» **Task requirements**:
1. According to the fast food market guide below, in how many countries did McDonald's have restaurants as of 2017?
2. Please say whether each statement agrees with the fast food market guide below, answering yes or no and quoting the deciding words. (a) The guide recommends Nasdaq and the company website as major sources for competitor analysis. (b) The guide lists inflation rate among the indicators related to market potential. (c) The guide gives a US Gini Index lower than the OECD average.

For a fast food company, you may want to consider the countries with a large and relatively affluent population and a stable and growing economy, i.e. large GDP, per capital GDP, healthy growth rate, relative even income distribution (not-too-high Gini Index, OECD average pre-tax is 0.46, US is 0.49), low inflation, low political risks, and not-too-fierce competition (within industry rivalry).

1. CIA World Factbook on country profile (external analysis on general environment of the country):

Economic indicators related to market potential: GDP, per capita GDP, GDP growth rate, Gini Index (income distribution), unemployment rate;

Population indicators related to market potential: total population, growth rate, age structure;

Government/Political factors related to political risks: democracy or not, number of political parties;

Economic indicators related to economic risks (currency crisis or depreciation): inflation rate, current account deficit (trade deficit) and the ratio to GDP, public debt as a percentage of GDP

https://www.cia.gov/library/publications/the-world-factbook/

2. Transparency International:

Corruption Perception Index (corruption ranking of countries à political risks)

http://www.transparency.org/research

Or, Heritage Foundation’s country ranking in “Economic Freedom”:

http://www.heritage.org/index/ranking

3. For competitor analysis and internal analysis, I recommend using Nasdaq and company website as major sources of info. You can find the focal company’s profile, financial indicators, and its major competitors in Nasdaq. In the summary section, you can see the international presence of the company and its competitors. Most of Jack in the Box’s competitors have wide international networks. McDonald’s has restaurants in 119 countries as of 2017 (wikepedia, don’t cite this one though).

» **Recorded data**:
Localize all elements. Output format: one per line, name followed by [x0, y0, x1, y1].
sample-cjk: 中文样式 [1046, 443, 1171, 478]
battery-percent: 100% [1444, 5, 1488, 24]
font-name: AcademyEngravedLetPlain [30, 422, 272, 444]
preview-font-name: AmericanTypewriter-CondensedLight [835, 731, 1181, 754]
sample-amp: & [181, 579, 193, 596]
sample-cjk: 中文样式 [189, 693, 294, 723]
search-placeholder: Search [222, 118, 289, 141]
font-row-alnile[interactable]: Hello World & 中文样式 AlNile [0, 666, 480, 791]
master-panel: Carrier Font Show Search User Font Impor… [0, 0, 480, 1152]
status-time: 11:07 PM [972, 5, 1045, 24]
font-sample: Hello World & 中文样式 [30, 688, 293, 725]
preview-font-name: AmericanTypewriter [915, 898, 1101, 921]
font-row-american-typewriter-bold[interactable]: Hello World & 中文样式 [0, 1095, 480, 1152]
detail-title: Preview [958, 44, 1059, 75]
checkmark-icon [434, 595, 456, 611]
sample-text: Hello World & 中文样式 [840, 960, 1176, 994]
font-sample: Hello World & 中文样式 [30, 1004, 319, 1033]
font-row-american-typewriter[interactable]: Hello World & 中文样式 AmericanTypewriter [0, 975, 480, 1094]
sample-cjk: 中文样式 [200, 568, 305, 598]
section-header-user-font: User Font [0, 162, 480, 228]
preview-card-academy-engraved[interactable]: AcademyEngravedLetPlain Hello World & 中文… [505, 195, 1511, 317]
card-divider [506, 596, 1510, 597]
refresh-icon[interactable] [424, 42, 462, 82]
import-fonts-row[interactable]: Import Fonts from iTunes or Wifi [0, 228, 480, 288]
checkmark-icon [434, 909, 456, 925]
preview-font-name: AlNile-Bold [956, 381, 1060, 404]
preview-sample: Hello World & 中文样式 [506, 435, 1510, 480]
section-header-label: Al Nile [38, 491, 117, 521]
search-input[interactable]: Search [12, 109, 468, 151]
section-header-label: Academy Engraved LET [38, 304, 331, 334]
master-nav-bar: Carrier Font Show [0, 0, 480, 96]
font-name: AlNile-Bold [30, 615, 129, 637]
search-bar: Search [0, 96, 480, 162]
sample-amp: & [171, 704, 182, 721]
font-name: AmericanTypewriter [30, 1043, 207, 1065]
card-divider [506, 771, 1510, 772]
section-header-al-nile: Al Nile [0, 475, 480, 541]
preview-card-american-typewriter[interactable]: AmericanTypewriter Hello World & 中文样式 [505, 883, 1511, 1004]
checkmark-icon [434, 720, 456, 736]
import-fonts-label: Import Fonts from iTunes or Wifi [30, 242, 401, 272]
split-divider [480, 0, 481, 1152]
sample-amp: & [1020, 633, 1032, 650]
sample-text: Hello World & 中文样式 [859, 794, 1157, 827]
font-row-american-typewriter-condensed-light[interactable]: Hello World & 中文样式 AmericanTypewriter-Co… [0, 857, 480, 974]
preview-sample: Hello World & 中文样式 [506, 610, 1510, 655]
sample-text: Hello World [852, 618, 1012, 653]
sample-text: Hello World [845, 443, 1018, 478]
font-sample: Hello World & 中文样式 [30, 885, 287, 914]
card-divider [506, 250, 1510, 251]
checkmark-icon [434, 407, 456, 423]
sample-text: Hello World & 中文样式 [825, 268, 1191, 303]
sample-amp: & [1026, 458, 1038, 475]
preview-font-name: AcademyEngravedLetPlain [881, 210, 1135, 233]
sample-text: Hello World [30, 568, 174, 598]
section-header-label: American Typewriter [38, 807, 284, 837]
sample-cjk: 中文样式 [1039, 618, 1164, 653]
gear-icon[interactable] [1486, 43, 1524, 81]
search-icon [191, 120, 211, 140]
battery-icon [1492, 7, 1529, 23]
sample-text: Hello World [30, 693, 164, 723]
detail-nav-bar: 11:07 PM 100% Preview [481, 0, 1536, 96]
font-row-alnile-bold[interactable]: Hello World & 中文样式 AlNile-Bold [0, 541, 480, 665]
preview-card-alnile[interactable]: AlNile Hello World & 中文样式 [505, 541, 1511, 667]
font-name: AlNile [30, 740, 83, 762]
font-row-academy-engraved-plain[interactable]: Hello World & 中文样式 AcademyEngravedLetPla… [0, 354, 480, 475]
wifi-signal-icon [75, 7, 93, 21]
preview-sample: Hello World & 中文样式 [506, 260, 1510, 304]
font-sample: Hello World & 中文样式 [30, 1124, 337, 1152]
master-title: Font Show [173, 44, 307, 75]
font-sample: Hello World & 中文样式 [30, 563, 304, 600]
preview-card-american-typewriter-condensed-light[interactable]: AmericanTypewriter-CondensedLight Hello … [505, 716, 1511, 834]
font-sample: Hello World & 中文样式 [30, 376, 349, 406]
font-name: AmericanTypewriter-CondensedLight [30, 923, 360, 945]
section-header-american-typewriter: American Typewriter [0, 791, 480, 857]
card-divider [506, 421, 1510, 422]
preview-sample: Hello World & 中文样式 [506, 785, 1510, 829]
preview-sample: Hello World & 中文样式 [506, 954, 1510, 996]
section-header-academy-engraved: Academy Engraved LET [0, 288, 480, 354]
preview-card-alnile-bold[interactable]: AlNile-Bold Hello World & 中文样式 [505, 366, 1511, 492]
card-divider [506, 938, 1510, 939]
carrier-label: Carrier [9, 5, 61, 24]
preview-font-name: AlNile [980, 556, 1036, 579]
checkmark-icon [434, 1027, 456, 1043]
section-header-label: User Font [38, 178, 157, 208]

» **Outputs in order**:
1. 119 countries.

2.
(a) Yes: "I recommend using Nasdaq and company website as major sources of info"
(b) No: "Economic indicators related to economic risks (currency crisis or depreciation): inflation rate"
(c) No: "OECD average pre-tax is 0.46, US is 0.49"